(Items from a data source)
↓↓↓

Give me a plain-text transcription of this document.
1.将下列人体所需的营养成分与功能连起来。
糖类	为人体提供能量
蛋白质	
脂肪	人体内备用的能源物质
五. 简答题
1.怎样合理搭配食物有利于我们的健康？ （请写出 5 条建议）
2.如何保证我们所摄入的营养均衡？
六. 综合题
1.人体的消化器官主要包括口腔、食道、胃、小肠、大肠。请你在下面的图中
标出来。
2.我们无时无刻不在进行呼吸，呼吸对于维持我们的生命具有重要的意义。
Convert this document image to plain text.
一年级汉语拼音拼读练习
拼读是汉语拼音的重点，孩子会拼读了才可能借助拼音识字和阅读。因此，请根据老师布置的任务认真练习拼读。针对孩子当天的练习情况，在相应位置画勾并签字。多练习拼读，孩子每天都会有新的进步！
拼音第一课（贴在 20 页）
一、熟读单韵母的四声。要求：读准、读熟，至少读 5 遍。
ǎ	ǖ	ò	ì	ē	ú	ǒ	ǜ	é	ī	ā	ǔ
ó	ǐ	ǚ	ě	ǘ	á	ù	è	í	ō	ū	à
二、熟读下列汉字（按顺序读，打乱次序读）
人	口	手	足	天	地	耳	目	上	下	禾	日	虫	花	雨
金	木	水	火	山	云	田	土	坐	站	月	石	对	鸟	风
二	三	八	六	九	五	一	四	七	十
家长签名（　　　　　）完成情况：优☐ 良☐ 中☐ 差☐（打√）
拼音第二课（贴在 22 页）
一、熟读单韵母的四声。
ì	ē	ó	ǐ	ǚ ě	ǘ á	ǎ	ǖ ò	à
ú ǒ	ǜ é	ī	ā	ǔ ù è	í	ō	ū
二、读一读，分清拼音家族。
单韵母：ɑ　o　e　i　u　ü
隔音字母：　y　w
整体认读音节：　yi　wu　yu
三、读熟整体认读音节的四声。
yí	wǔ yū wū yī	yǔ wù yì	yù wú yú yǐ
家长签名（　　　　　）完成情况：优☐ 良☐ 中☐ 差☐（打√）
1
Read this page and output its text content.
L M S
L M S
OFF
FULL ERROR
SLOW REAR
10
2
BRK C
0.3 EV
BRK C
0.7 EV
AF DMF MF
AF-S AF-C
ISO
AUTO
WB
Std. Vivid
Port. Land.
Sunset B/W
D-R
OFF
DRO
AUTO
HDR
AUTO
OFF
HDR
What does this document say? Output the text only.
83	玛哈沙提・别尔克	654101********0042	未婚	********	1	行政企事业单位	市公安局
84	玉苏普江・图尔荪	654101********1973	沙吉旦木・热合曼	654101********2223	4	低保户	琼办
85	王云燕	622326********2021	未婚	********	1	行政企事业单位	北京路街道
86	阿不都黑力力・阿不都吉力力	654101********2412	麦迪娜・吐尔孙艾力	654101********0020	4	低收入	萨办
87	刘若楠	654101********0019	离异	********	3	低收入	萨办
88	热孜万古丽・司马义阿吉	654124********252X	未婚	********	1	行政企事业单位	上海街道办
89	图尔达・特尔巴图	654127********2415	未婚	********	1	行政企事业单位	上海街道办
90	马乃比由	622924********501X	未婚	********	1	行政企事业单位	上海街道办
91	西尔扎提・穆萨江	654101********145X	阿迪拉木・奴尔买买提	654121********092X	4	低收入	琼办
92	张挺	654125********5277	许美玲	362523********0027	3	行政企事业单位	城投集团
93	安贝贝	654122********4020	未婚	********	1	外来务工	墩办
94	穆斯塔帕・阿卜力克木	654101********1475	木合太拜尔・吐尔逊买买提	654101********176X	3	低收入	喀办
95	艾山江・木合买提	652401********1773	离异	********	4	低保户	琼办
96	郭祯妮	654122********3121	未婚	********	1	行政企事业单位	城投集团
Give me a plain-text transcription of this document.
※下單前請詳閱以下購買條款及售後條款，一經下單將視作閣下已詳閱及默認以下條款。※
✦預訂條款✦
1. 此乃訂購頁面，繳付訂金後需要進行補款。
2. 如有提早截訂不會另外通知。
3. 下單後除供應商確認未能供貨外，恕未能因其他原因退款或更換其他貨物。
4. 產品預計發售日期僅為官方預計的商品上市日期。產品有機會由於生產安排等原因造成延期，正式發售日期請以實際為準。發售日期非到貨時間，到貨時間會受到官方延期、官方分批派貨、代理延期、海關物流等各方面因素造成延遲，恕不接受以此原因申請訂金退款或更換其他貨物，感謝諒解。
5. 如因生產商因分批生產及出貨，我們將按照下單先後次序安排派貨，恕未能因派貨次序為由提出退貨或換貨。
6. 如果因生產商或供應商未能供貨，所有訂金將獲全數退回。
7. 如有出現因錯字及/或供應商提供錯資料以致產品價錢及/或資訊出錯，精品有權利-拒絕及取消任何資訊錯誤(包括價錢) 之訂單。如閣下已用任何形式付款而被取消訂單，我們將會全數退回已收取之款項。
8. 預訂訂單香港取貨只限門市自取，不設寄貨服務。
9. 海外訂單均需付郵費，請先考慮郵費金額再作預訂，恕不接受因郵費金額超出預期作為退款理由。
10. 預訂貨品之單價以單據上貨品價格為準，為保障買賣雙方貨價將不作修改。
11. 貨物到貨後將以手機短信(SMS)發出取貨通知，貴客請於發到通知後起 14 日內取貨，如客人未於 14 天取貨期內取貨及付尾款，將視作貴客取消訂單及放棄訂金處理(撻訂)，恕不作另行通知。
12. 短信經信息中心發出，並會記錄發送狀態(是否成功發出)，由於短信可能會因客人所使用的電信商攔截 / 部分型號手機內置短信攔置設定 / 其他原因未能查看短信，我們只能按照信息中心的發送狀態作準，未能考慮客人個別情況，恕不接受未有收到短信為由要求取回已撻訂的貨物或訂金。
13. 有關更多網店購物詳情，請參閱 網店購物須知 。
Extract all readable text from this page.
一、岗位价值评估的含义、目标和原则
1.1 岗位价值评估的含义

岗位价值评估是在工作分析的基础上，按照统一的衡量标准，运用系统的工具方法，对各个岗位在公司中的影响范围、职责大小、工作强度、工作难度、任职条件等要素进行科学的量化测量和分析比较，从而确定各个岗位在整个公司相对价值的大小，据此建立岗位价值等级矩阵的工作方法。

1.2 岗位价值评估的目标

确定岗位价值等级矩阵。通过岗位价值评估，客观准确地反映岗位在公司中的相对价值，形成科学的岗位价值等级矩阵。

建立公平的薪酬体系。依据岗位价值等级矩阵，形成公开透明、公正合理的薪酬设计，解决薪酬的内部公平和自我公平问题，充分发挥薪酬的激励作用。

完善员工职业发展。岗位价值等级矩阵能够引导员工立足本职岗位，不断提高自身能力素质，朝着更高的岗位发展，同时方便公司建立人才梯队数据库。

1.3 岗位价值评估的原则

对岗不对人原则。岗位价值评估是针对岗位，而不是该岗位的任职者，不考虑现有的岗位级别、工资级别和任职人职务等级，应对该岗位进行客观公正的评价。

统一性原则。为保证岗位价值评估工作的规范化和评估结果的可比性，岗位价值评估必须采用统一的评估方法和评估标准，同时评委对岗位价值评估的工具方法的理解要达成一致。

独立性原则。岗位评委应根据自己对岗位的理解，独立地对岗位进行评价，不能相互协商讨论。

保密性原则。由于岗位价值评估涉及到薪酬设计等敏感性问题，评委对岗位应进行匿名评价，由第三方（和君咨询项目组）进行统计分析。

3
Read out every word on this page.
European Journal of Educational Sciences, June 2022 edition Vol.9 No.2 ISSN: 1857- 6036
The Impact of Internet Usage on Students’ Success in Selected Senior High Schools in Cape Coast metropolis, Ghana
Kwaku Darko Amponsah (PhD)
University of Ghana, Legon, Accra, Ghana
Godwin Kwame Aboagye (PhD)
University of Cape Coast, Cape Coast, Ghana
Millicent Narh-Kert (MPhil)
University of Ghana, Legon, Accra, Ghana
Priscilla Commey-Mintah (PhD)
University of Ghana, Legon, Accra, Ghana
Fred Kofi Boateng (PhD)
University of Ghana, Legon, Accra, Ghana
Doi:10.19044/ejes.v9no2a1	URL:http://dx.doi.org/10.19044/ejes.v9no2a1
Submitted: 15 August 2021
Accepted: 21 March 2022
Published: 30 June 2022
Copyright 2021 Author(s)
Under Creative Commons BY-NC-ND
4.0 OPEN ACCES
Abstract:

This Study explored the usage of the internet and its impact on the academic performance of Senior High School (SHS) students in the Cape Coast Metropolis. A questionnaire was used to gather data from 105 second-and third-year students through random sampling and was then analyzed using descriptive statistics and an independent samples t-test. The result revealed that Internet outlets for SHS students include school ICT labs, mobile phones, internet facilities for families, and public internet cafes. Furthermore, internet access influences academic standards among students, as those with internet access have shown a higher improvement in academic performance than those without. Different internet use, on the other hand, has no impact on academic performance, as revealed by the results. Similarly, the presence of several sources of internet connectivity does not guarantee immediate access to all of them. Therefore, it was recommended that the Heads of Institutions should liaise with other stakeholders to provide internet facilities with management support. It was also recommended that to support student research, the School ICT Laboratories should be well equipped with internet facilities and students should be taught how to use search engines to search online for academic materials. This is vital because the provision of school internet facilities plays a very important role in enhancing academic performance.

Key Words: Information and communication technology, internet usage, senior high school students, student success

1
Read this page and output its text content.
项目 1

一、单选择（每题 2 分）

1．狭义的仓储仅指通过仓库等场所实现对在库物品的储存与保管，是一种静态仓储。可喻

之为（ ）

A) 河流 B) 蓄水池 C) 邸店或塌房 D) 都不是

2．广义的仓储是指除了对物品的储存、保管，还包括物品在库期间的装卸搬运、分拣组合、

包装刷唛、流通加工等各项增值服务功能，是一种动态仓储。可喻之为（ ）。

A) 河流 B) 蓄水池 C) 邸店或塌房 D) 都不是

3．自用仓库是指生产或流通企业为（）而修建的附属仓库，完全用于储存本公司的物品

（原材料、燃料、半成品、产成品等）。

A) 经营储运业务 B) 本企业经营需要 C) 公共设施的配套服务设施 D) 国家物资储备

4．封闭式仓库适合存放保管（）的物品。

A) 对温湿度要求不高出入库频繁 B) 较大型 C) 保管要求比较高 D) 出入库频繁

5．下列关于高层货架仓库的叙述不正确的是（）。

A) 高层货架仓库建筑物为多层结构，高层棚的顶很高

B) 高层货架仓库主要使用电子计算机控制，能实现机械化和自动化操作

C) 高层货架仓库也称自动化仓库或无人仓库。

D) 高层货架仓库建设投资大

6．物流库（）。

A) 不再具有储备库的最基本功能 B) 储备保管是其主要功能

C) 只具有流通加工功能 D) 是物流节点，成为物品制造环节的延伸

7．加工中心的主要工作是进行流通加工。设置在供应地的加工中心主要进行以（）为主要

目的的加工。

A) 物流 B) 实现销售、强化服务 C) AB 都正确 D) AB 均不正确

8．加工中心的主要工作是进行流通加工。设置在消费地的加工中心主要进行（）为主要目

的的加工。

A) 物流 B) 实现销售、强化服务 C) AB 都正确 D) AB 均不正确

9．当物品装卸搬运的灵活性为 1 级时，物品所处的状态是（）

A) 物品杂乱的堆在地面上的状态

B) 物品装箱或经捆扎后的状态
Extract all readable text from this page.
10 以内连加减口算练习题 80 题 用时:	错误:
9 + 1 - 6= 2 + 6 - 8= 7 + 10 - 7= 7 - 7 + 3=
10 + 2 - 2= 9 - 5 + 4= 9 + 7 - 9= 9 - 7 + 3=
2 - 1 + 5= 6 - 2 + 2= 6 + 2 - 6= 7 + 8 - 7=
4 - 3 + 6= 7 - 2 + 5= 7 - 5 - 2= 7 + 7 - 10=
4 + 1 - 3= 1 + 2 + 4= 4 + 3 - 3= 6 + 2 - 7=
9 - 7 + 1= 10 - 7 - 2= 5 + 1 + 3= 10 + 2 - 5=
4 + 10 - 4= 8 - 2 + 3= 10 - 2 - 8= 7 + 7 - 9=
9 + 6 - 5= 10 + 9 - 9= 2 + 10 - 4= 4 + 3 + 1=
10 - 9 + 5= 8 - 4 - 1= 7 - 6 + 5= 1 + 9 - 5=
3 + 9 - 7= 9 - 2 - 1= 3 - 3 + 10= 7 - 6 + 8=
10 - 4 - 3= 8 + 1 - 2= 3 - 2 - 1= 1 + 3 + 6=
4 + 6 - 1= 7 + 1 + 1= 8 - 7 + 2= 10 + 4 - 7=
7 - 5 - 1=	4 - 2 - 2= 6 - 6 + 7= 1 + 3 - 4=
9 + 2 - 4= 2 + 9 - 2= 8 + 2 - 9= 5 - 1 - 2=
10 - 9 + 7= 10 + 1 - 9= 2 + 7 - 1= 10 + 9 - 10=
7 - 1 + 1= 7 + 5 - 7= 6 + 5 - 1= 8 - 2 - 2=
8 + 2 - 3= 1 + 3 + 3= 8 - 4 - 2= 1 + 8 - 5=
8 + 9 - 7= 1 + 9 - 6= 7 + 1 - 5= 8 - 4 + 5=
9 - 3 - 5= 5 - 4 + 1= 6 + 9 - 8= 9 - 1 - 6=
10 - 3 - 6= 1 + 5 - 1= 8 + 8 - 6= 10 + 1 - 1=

↑↑↑

■ Exercise ■
Leave out every line without the string "June" and copy the rest.

■ Result of the task ■
European Journal of Educational Sciences, June 2022 edition Vol.9 No.2 ISSN: 1857- 6036
Published: 30 June 2022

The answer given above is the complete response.